WHAT THE TASK REQUIRES: Reproduce all entries word for word.

DATA SHOWN:
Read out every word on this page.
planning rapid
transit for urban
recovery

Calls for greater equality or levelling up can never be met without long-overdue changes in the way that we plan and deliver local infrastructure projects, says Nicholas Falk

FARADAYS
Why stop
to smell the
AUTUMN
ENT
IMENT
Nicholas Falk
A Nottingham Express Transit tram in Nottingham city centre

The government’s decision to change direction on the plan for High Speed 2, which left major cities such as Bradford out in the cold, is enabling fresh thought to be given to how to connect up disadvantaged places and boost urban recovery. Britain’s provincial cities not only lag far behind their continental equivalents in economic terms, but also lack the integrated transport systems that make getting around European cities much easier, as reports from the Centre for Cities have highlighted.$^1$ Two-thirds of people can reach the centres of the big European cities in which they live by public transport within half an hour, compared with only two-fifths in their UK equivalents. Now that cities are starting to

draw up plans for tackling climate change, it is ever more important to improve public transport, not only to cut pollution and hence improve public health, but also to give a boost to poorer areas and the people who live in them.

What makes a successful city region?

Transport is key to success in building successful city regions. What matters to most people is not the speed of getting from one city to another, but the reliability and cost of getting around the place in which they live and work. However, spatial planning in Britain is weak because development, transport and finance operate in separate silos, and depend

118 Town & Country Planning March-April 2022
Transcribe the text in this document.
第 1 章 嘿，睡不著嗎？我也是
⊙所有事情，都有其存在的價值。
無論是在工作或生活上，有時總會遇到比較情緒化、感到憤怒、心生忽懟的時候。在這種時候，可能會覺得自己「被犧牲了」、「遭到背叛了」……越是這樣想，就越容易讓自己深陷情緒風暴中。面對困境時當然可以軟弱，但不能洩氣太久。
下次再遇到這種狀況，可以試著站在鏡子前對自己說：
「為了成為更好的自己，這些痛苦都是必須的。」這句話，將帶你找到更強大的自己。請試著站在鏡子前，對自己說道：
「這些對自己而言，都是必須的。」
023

SOLVED PROBLEM:
Read out every word on this page.
planning rapid
transit for urban
recovery

Calls for greater equality or levelling up can never be met without long-overdue changes in the way that we plan and deliver local infrastructure projects, says Nicholas Falk

FARADAYS
Why stop
to smell the
AUTUMN
ENT
IMENT
Nicholas Falk
A Nottingham Express Transit tram in Nottingham city centre

The government’s decision to change direction on the plan for High Speed 2, which left major cities such as Bradford out in the cold, is enabling fresh thought to be given to how to connect up disadvantaged places and boost urban recovery. Britain’s provincial cities not only lag far behind their continental equivalents in economic terms, but also lack the integrated transport systems that make getting around European cities much easier, as reports from the Centre for Cities have highlighted.$^1$ Two-thirds of people can reach the centres of the big European cities in which they live by public transport within half an hour, compared with only two-fifths in their UK equivalents. Now that cities are starting to

draw up plans for tackling climate change, it is ever more important to improve public transport, not only to cut pollution and hence improve public health, but also to give a boost to poorer areas and the people who live in them.

What makes a successful city region?

Transport is key to success in building successful city regions. What matters to most people is not the speed of getting from one city to another, but the reliability and cost of getting around the place in which they live and work. However, spatial planning in Britain is weak because development, transport and finance operate in separate silos, and depend

118 Town & Country Planning March-April 2022
Transcribe the text in this document.
第 1 章 嘿，睡不著嗎？我也是
⊙所有事情，都有其存在的價值。
無論是在工作或生活上，有時總會遇到比較情緒化、感到憤怒、心生忽懟的時候。在這種時候，可能會覺得自己「被犧牲了」、「遭到背叛了」……越是這樣想，就越容易讓自己深陷情緒風暴中。面對困境時當然可以軟弱，但不能洩氣太久。
下次再遇到這種狀況，可以試著站在鏡子前對自己說：
「為了成為更好的自己，這些痛苦都是必須的。」這句話，將帶你找到更強大的自己。請試著站在鏡子前，對自己說道：
「這些對自己而言，都是必須的。」
023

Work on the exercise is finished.